» **Dataset entries**
--

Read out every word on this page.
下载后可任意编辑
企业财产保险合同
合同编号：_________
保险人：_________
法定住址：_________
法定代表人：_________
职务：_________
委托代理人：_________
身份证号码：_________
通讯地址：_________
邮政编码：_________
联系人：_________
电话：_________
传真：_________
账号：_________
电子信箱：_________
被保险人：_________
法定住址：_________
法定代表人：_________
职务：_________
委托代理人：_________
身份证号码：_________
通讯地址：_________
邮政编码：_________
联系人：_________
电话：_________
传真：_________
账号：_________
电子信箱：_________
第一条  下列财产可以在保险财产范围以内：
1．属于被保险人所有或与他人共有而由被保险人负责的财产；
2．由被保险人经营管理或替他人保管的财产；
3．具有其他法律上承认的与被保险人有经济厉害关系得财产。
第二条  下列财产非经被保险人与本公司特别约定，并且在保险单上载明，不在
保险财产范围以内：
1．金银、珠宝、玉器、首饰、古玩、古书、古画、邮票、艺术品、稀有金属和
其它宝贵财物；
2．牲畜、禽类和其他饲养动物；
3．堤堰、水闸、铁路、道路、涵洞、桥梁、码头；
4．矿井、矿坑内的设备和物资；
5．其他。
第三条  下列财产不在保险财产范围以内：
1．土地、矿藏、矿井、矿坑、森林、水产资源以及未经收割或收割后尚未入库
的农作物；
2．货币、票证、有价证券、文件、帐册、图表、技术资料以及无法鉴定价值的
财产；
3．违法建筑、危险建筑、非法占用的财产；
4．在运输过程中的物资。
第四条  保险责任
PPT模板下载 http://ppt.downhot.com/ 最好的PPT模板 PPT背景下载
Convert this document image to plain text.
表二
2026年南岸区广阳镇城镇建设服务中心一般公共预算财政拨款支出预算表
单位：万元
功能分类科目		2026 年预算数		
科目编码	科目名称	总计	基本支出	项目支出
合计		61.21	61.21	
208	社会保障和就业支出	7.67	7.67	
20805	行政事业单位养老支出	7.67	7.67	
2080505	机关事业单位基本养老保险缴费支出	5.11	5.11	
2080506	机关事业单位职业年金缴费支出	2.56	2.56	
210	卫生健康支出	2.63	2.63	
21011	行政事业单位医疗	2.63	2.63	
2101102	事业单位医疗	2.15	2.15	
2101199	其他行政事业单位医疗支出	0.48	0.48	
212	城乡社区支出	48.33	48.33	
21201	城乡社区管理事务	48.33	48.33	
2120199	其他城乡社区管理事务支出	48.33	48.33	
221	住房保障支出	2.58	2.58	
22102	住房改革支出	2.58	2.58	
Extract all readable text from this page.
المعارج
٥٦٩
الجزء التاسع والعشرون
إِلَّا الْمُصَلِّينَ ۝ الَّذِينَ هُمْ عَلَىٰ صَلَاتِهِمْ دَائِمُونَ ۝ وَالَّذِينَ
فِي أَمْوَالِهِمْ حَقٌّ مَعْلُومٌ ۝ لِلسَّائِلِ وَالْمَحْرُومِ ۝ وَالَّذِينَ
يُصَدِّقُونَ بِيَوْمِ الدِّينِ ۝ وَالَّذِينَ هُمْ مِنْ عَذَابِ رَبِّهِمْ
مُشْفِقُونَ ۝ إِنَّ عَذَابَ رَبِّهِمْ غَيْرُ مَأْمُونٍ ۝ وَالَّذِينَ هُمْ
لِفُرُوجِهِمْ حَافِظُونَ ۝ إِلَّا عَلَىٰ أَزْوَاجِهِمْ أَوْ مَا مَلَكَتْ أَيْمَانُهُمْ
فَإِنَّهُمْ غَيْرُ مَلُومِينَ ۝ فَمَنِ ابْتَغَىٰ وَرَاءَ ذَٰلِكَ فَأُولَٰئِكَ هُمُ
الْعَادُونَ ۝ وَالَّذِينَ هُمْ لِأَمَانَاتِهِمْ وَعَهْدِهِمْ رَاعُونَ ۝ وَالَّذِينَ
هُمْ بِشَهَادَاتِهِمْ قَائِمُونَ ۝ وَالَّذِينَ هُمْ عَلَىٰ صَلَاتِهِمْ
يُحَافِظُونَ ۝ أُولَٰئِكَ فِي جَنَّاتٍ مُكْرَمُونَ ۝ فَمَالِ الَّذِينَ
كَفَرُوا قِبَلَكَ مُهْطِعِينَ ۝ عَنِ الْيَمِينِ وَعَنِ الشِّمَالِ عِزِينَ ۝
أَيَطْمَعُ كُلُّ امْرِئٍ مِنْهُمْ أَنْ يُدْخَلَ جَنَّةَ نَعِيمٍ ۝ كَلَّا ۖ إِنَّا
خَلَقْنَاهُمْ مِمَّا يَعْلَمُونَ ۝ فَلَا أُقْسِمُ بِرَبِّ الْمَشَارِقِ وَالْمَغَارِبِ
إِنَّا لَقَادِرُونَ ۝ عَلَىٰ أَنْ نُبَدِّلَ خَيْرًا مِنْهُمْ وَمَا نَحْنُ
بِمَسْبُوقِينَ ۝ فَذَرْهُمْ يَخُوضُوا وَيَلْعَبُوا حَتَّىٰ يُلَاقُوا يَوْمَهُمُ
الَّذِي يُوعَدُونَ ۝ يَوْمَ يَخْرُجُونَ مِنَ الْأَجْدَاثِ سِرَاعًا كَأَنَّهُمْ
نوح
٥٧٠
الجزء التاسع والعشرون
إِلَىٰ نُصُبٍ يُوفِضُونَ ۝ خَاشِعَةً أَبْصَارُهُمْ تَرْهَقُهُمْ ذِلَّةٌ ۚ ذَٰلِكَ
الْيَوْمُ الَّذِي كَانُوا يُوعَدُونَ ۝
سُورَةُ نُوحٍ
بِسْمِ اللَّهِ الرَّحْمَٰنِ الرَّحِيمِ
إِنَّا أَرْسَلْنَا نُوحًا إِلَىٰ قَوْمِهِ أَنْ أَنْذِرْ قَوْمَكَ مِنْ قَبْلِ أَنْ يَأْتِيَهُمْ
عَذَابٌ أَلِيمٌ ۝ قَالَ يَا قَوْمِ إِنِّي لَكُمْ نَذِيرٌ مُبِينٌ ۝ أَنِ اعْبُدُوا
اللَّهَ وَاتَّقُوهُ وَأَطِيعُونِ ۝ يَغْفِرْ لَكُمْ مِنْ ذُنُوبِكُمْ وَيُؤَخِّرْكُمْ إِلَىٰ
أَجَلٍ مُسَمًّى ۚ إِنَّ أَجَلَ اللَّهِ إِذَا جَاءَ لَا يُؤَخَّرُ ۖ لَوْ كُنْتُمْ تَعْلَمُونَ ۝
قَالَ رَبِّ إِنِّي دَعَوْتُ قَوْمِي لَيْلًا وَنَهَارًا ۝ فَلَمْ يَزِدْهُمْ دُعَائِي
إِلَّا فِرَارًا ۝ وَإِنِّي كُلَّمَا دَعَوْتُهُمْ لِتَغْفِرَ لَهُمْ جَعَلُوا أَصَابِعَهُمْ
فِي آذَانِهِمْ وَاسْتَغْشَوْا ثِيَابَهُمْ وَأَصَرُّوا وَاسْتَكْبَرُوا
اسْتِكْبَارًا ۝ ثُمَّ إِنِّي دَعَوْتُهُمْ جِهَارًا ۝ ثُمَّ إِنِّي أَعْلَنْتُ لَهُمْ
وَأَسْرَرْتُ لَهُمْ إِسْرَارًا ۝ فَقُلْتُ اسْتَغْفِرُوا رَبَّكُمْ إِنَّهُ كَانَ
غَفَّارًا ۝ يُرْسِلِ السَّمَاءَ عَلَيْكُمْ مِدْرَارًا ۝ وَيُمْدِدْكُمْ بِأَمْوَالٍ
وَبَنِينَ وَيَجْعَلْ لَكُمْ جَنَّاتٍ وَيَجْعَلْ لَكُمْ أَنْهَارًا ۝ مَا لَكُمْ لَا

--

» **Task to complete**
Extract the full listing above without altering anything.

» **Correct output**
Read out every word on this page.
下载后可任意编辑
企业财产保险合同
合同编号：_________
保险人：_________
法定住址：_________
法定代表人：_________
职务：_________
委托代理人：_________
身份证号码：_________
通讯地址：_________
邮政编码：_________
联系人：_________
电话：_________
传真：_________
账号：_________
电子信箱：_________
被保险人：_________
法定住址：_________
法定代表人：_________
职务：_________
委托代理人：_________
身份证号码：_________
通讯地址：_________
邮政编码：_________
联系人：_________
电话：_________
传真：_________
账号：_________
电子信箱：_________
第一条  下列财产可以在保险财产范围以内：
1．属于被保险人所有或与他人共有而由被保险人负责的财产；
2．由被保险人经营管理或替他人保管的财产；
3．具有其他法律上承认的与被保险人有经济厉害关系得财产。
第二条  下列财产非经被保险人与本公司特别约定，并且在保险单上载明，不在
保险财产范围以内：
1．金银、珠宝、玉器、首饰、古玩、古书、古画、邮票、艺术品、稀有金属和
其它宝贵财物；
2．牲畜、禽类和其他饲养动物；
3．堤堰、水闸、铁路、道路、涵洞、桥梁、码头；
4．矿井、矿坑内的设备和物资；
5．其他。
第三条  下列财产不在保险财产范围以内：
1．土地、矿藏、矿井、矿坑、森林、水产资源以及未经收割或收割后尚未入库
的农作物；
2．货币、票证、有价证券、文件、帐册、图表、技术资料以及无法鉴定价值的
财产；
3．违法建筑、危险建筑、非法占用的财产；
4．在运输过程中的物资。
第四条  保险责任
PPT模板下载 http://ppt.downhot.com/ 最好的PPT模板 PPT背景下载
Convert this document image to plain text.
表二
2026年南岸区广阳镇城镇建设服务中心一般公共预算财政拨款支出预算表
单位：万元
功能分类科目		2026 年预算数		
科目编码	科目名称	总计	基本支出	项目支出
合计		61.21	61.21	
208	社会保障和就业支出	7.67	7.67	
20805	行政事业单位养老支出	7.67	7.67	
2080505	机关事业单位基本养老保险缴费支出	5.11	5.11	
2080506	机关事业单位职业年金缴费支出	2.56	2.56	
210	卫生健康支出	2.63	2.63	
21011	行政事业单位医疗	2.63	2.63	
2101102	事业单位医疗	2.15	2.15	
2101199	其他行政事业单位医疗支出	0.48	0.48	
212	城乡社区支出	48.33	48.33	
21201	城乡社区管理事务	48.33	48.33	
2120199	其他城乡社区管理事务支出	48.33	48.33	
221	住房保障支出	2.58	2.58	
22102	住房改革支出	2.58	2.58	
Extract all readable text from this page.
المعارج
٥٦٩
الجزء التاسع والعشرون
إِلَّا الْمُصَلِّينَ ۝ الَّذِينَ هُمْ عَلَىٰ صَلَاتِهِمْ دَائِمُونَ ۝ وَالَّذِينَ
فِي أَمْوَالِهِمْ حَقٌّ مَعْلُومٌ ۝ لِلسَّائِلِ وَالْمَحْرُومِ ۝ وَالَّذِينَ
يُصَدِّقُونَ بِيَوْمِ الدِّينِ ۝ وَالَّذِينَ هُمْ مِنْ عَذَابِ رَبِّهِمْ
مُشْفِقُونَ ۝ إِنَّ عَذَابَ رَبِّهِمْ غَيْرُ مَأْمُونٍ ۝ وَالَّذِينَ هُمْ
لِفُرُوجِهِمْ حَافِظُونَ ۝ إِلَّا عَلَىٰ أَزْوَاجِهِمْ أَوْ مَا مَلَكَتْ أَيْمَانُهُمْ
فَإِنَّهُمْ غَيْرُ مَلُومِينَ ۝ فَمَنِ ابْتَغَىٰ وَرَاءَ ذَٰلِكَ فَأُولَٰئِكَ هُمُ
الْعَادُونَ ۝ وَالَّذِينَ هُمْ لِأَمَانَاتِهِمْ وَعَهْدِهِمْ رَاعُونَ ۝ وَالَّذِينَ
هُمْ بِشَهَادَاتِهِمْ قَائِمُونَ ۝ وَالَّذِينَ هُمْ عَلَىٰ صَلَاتِهِمْ
يُحَافِظُونَ ۝ أُولَٰئِكَ فِي جَنَّاتٍ مُكْرَمُونَ ۝ فَمَالِ الَّذِينَ
كَفَرُوا قِبَلَكَ مُهْطِعِينَ ۝ عَنِ الْيَمِينِ وَعَنِ الشِّمَالِ عِزِينَ ۝
أَيَطْمَعُ كُلُّ امْرِئٍ مِنْهُمْ أَنْ يُدْخَلَ جَنَّةَ نَعِيمٍ ۝ كَلَّا ۖ إِنَّا
خَلَقْنَاهُمْ مِمَّا يَعْلَمُونَ ۝ فَلَا أُقْسِمُ بِرَبِّ الْمَشَارِقِ وَالْمَغَارِبِ
إِنَّا لَقَادِرُونَ ۝ عَلَىٰ أَنْ نُبَدِّلَ خَيْرًا مِنْهُمْ وَمَا نَحْنُ
بِمَسْبُوقِينَ ۝ فَذَرْهُمْ يَخُوضُوا وَيَلْعَبُوا حَتَّىٰ يُلَاقُوا يَوْمَهُمُ
الَّذِي يُوعَدُونَ ۝ يَوْمَ يَخْرُجُونَ مِنَ الْأَجْدَاثِ سِرَاعًا كَأَنَّهُمْ
نوح
٥٧٠
الجزء التاسع والعشرون
إِلَىٰ نُصُبٍ يُوفِضُونَ ۝ خَاشِعَةً أَبْصَارُهُمْ تَرْهَقُهُمْ ذِلَّةٌ ۚ ذَٰلِكَ
الْيَوْمُ الَّذِي كَانُوا يُوعَدُونَ ۝
سُورَةُ نُوحٍ
بِسْمِ اللَّهِ الرَّحْمَٰنِ الرَّحِيمِ
إِنَّا أَرْسَلْنَا نُوحًا إِلَىٰ قَوْمِهِ أَنْ أَنْذِرْ قَوْمَكَ مِنْ قَبْلِ أَنْ يَأْتِيَهُمْ
عَذَابٌ أَلِيمٌ ۝ قَالَ يَا قَوْمِ إِنِّي لَكُمْ نَذِيرٌ مُبِينٌ ۝ أَنِ اعْبُدُوا
اللَّهَ وَاتَّقُوهُ وَأَطِيعُونِ ۝ يَغْفِرْ لَكُمْ مِنْ ذُنُوبِكُمْ وَيُؤَخِّرْكُمْ إِلَىٰ
أَجَلٍ مُسَمًّى ۚ إِنَّ أَجَلَ اللَّهِ إِذَا جَاءَ لَا يُؤَخَّرُ ۖ لَوْ كُنْتُمْ تَعْلَمُونَ ۝
قَالَ رَبِّ إِنِّي دَعَوْتُ قَوْمِي لَيْلًا وَنَهَارًا ۝ فَلَمْ يَزِدْهُمْ دُعَائِي
إِلَّا فِرَارًا ۝ وَإِنِّي كُلَّمَا دَعَوْتُهُمْ لِتَغْفِرَ لَهُمْ جَعَلُوا أَصَابِعَهُمْ
فِي آذَانِهِمْ وَاسْتَغْشَوْا ثِيَابَهُمْ وَأَصَرُّوا وَاسْتَكْبَرُوا
اسْتِكْبَارًا ۝ ثُمَّ إِنِّي دَعَوْتُهُمْ جِهَارًا ۝ ثُمَّ إِنِّي أَعْلَنْتُ لَهُمْ
وَأَسْرَرْتُ لَهُمْ إِسْرَارًا ۝ فَقُلْتُ اسْتَغْفِرُوا رَبَّكُمْ إِنَّهُ كَانَ
غَفَّارًا ۝ يُرْسِلِ السَّمَاءَ عَلَيْكُمْ مِدْرَارًا ۝ وَيُمْدِدْكُمْ بِأَمْوَالٍ
وَبَنِينَ وَيَجْعَلْ لَكُمْ جَنَّاتٍ وَيَجْعَلْ لَكُمْ أَنْهَارًا ۝ مَا لَكُمْ لَا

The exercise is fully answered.